**TO DO:** Write out the records beneath this line exactly as they appear, minus any images.

── GIVEN RECORDS

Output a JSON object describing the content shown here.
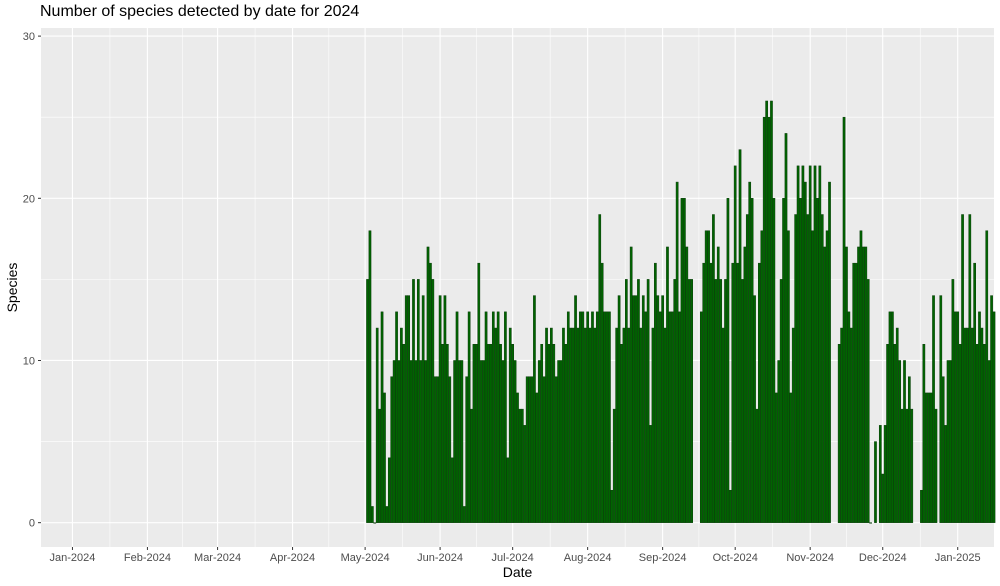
{
  "chart_data": {
    "type": "bar",
    "title": "Number of species detected by date for 2024",
    "xlabel": "Date",
    "ylabel": "Species",
    "x_range": [
      "2023-12-19",
      "2025-01-16"
    ],
    "ylim": [
      -1.5,
      30.5
    ],
    "y_ticks": [
      0,
      10,
      20,
      30
    ],
    "x_ticks": [
      {
        "date": "2024-01-01",
        "label": "Jan-2024"
      },
      {
        "date": "2024-02-01",
        "label": "Feb-2024"
      },
      {
        "date": "2024-03-01",
        "label": "Mar-2024"
      },
      {
        "date": "2024-04-01",
        "label": "Apr-2024"
      },
      {
        "date": "2024-05-01",
        "label": "May-2024"
      },
      {
        "date": "2024-06-01",
        "label": "Jun-2024"
      },
      {
        "date": "2024-07-01",
        "label": "Jul-2024"
      },
      {
        "date": "2024-08-01",
        "label": "Aug-2024"
      },
      {
        "date": "2024-09-01",
        "label": "Sep-2024"
      },
      {
        "date": "2024-10-01",
        "label": "Oct-2024"
      },
      {
        "date": "2024-11-01",
        "label": "Nov-2024"
      },
      {
        "date": "2024-12-01",
        "label": "Dec-2024"
      },
      {
        "date": "2025-01-01",
        "label": "Jan-2025"
      }
    ],
    "grid": true,
    "series": [
      {
        "start_date": "2024-05-02",
        "values": [
          15,
          18,
          1,
          0,
          12,
          7,
          13,
          8,
          1,
          4,
          9,
          10,
          13,
          10,
          12,
          11,
          14,
          14,
          10,
          15,
          10,
          15,
          10,
          14,
          10,
          17,
          16,
          15,
          9,
          9,
          14,
          11,
          14,
          11,
          9,
          4,
          10,
          13,
          10,
          10,
          1,
          9,
          13,
          7,
          11,
          11,
          16,
          10,
          10,
          13,
          11,
          11,
          13,
          12,
          13,
          11,
          10,
          13,
          4,
          12,
          11,
          10,
          8,
          7,
          7,
          6,
          9,
          9,
          9,
          14,
          8,
          10,
          11,
          9,
          12,
          11,
          12,
          11,
          9,
          10,
          10,
          12,
          11,
          13,
          12,
          12,
          14,
          12,
          13,
          13,
          12,
          13,
          12,
          13,
          12,
          13,
          19,
          16,
          13,
          13,
          13,
          2,
          7,
          12,
          14,
          11,
          12,
          15,
          12,
          17,
          14,
          14,
          15,
          12,
          14,
          13,
          15,
          6,
          12,
          16,
          14,
          13,
          14,
          12,
          17,
          13,
          13,
          15,
          21,
          13,
          20,
          20,
          17,
          15,
          15,
          null,
          null,
          null,
          13,
          16,
          18,
          18,
          16,
          19,
          15,
          17,
          15,
          12,
          15,
          20,
          2,
          16,
          22,
          16,
          23,
          15,
          17,
          19,
          21,
          20,
          14,
          7,
          16,
          18,
          25,
          26,
          25,
          26,
          20,
          8,
          10,
          15,
          20,
          24,
          18,
          8,
          12,
          19,
          22,
          20,
          22,
          21,
          19,
          22,
          18,
          22,
          20,
          22,
          19,
          17,
          18,
          21,
          null,
          null,
          null,
          11,
          12,
          25,
          17,
          13,
          12,
          16,
          16,
          17,
          18,
          17,
          17,
          15,
          0,
          null,
          5,
          null,
          6,
          3,
          6,
          11,
          13,
          13,
          11,
          12,
          10,
          7,
          10,
          7,
          9,
          7,
          null,
          null,
          null,
          2,
          11,
          8,
          8,
          8,
          14,
          7,
          null,
          14,
          9,
          6,
          10,
          10,
          15,
          13,
          13,
          11,
          19,
          12,
          12,
          19,
          12,
          16,
          11,
          13,
          12,
          11,
          18,
          10,
          14,
          13
        ],
        "color": "#006400"
      }
    ]
  }
}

────

**FINISHED ANSWER:**
Output a JSON object describing the content shown here.
{
  "chart_data": {
    "type": "bar",
    "title": "Number of species detected by date for 2024",
    "xlabel": "Date",
    "ylabel": "Species",
    "x_range": [
      "2023-12-19",
      "2025-01-16"
    ],
    "ylim": [
      -1.5,
      30.5
    ],
    "y_ticks": [
      0,
      10,
      20,
      30
    ],
    "x_ticks": [
      {
        "date": "2024-01-01",
        "label": "Jan-2024"
      },
      {
        "date": "2024-02-01",
        "label": "Feb-2024"
      },
      {
        "date": "2024-03-01",
        "label": "Mar-2024"
      },
      {
        "date": "2024-04-01",
        "label": "Apr-2024"
      },
      {
        "date": "2024-05-01",
        "label": "May-2024"
      },
      {
        "date": "2024-06-01",
        "label": "Jun-2024"
      },
      {
        "date": "2024-07-01",
        "label": "Jul-2024"
      },
      {
        "date": "2024-08-01",
        "label": "Aug-2024"
      },
      {
        "date": "2024-09-01",
        "label": "Sep-2024"
      },
      {
        "date": "2024-10-01",
        "label": "Oct-2024"
      },
      {
        "date": "2024-11-01",
        "label": "Nov-2024"
      },
      {
        "date": "2024-12-01",
        "label": "Dec-2024"
      },
      {
        "date": "2025-01-01",
        "label": "Jan-2025"
      }
    ],
    "grid": true,
    "series": [
      {
        "start_date": "2024-05-02",
        "values": [
          15,
          18,
          1,
          0,
          12,
          7,
          13,
          8,
          1,
          4,
          9,
          10,
          13,
          10,
          12,
          11,
          14,
          14,
          10,
          15,
          10,
          15,
          10,
          14,
          10,
          17,
          16,
          15,
          9,
          9,
          14,
          11,
          14,
          11,
          9,
          4,
          10,
          13,
          10,
          10,
          1,
          9,
          13,
          7,
          11,
          11,
          16,
          10,
          10,
          13,
          11,
          11,
          13,
          12,
          13,
          11,
          10,
          13,
          4,
          12,
          11,
          10,
          8,
          7,
          7,
          6,
          9,
          9,
          9,
          14,
          8,
          10,
          11,
          9,
          12,
          11,
          12,
          11,
          9,
          10,
          10,
          12,
          11,
          13,
          12,
          12,
          14,
          12,
          13,
          13,
          12,
          13,
          12,
          13,
          12,
          13,
          19,
          16,
          13,
          13,
          13,
          2,
          7,
          12,
          14,
          11,
          12,
          15,
          12,
          17,
          14,
          14,
          15,
          12,
          14,
          13,
          15,
          6,
          12,
          16,
          14,
          13,
          14,
          12,
          17,
          13,
          13,
          15,
          21,
          13,
          20,
          20,
          17,
          15,
          15,
          null,
          null,
          null,
          13,
          16,
          18,
          18,
          16,
          19,
          15,
          17,
          15,
          12,
          15,
          20,
          2,
          16,
          22,
          16,
          23,
          15,
          17,
          19,
          21,
          20,
          14,
          7,
          16,
          18,
          25,
          26,
          25,
          26,
          20,
          8,
          10,
          15,
          20,
          24,
          18,
          8,
          12,
          19,
          22,
          20,
          22,
          21,
          19,
          22,
          18,
          22,
          20,
          22,
          19,
          17,
          18,
          21,
          null,
          null,
          null,
          11,
          12,
          25,
          17,
          13,
          12,
          16,
          16,
          17,
          18,
          17,
          17,
          15,
          0,
          null,
          5,
          null,
          6,
          3,
          6,
          11,
          13,
          13,
          11,
          12,
          10,
          7,
          10,
          7,
          9,
          7,
          null,
          null,
          null,
          2,
          11,
          8,
          8,
          8,
          14,
          7,
          null,
          14,
          9,
          6,
          10,
          10,
          15,
          13,
          13,
          11,
          19,
          12,
          12,
          19,
          12,
          16,
          11,
          13,
          12,
          11,
          18,
          10,
          14,
          13
        ],
        "color": "#006400"
      }
    ]
  }
}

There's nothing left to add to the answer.